# OBJECTIVE
Copy the data from the line that contains "Give me a plain-text" to its last line, exactly, including both of those lines and leaving out everything before.

# DATA PROVIDED
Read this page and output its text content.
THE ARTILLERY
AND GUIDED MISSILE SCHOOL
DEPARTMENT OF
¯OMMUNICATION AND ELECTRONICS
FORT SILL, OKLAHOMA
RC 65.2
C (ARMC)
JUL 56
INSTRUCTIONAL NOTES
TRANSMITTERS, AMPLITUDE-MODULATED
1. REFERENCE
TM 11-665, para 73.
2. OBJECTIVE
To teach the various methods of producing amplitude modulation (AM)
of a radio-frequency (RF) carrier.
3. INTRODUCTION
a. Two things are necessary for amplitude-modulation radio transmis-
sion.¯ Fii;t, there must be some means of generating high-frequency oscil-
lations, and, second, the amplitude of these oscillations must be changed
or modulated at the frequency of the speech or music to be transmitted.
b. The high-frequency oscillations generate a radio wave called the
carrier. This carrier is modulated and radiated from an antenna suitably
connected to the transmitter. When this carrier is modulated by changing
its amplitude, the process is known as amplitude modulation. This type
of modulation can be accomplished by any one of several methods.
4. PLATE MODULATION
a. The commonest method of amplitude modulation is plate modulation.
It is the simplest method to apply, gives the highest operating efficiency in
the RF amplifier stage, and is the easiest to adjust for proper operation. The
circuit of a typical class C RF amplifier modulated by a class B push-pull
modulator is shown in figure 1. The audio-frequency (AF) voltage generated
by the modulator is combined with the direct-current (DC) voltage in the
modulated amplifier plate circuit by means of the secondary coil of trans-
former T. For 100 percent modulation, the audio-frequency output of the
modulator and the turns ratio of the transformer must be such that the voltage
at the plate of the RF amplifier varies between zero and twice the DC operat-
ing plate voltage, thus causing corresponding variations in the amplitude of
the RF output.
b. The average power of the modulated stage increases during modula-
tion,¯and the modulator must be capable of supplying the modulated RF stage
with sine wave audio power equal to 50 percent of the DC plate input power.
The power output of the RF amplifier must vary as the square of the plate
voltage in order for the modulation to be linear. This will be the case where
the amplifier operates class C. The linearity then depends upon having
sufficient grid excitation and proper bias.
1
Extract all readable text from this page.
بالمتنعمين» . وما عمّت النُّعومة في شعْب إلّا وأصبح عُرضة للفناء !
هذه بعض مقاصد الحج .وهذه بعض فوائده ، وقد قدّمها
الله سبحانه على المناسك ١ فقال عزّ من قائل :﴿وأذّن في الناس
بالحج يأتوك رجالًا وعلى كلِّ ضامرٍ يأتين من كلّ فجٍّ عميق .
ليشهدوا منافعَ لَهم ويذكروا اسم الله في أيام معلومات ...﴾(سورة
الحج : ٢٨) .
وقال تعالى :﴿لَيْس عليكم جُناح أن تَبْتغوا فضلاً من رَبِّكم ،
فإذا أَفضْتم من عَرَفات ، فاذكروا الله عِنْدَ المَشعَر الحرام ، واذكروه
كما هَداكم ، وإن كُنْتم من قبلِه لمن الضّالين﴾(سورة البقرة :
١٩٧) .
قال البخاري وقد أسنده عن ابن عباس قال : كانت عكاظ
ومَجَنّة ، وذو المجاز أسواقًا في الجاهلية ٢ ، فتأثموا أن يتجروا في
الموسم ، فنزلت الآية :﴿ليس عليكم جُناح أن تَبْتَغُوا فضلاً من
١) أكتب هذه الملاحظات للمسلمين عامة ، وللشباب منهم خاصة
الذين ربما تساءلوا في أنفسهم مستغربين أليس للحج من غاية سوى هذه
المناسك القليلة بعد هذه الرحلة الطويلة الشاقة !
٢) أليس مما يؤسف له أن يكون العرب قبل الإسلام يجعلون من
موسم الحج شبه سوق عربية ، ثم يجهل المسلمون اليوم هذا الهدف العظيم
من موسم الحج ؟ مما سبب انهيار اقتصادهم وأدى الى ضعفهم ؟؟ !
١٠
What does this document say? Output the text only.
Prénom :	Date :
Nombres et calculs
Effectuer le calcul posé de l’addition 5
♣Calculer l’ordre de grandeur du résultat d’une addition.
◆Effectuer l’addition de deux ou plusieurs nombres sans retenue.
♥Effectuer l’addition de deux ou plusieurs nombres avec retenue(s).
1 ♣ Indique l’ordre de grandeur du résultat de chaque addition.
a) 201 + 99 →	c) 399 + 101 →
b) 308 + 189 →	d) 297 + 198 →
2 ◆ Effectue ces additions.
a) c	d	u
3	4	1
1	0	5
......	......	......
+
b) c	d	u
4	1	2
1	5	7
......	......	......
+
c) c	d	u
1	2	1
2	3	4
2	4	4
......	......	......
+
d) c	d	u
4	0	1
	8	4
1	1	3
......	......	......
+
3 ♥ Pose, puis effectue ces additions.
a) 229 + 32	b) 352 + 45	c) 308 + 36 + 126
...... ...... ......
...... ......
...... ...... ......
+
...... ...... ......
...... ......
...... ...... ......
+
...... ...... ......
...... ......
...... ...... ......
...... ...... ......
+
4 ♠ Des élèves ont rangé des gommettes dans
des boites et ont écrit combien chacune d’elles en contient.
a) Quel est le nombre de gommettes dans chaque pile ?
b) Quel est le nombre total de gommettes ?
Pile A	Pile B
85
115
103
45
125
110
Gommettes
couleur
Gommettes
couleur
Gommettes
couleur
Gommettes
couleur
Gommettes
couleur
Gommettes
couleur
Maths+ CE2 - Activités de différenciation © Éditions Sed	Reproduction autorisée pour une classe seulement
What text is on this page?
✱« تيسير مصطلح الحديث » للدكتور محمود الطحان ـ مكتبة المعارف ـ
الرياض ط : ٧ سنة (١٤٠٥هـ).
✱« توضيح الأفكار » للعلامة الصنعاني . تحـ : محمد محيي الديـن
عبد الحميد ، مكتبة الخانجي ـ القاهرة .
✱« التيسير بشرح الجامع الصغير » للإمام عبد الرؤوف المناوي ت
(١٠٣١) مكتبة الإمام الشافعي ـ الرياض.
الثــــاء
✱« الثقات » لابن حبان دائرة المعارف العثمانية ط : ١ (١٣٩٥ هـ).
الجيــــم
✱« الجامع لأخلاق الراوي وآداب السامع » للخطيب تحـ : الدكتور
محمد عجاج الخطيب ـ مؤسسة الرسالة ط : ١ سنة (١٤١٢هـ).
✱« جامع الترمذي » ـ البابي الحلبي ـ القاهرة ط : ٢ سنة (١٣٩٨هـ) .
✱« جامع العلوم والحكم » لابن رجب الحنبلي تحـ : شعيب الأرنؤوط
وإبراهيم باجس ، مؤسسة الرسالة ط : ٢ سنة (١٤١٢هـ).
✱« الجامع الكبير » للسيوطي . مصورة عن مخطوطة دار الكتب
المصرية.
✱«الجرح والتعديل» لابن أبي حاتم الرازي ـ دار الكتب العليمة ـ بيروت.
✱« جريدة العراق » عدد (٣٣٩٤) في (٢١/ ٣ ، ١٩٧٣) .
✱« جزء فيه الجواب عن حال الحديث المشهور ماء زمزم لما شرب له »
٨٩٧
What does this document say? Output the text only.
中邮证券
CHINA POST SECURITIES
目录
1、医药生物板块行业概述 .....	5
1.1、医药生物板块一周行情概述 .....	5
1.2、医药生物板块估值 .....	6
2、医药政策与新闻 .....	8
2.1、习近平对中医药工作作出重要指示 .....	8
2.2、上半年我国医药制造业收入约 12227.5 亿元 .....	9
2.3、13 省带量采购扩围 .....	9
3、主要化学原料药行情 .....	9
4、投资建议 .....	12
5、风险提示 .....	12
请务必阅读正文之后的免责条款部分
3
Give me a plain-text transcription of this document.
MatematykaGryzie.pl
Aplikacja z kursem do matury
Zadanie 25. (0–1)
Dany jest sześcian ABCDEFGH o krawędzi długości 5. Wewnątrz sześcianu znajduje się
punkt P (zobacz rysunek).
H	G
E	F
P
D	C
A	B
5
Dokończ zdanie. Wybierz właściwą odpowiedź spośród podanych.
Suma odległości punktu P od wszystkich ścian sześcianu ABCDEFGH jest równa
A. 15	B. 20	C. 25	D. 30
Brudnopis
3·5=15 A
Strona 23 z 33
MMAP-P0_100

# SOLUTION
Give me a plain-text transcription of this document.
MatematykaGryzie.pl
Aplikacja z kursem do matury
Zadanie 25. (0–1)
Dany jest sześcian ABCDEFGH o krawędzi długości 5. Wewnątrz sześcianu znajduje się
punkt P (zobacz rysunek).
H	G
E	F
P
D	C
A	B
5
Dokończ zdanie. Wybierz właściwą odpowiedź spośród podanych.
Suma odległości punktu P od wszystkich ścian sześcianu ABCDEFGH jest równa
A. 15	B. 20	C. 25	D. 30
Brudnopis
3·5=15 A
Strona 23 z 33
MMAP-P0_100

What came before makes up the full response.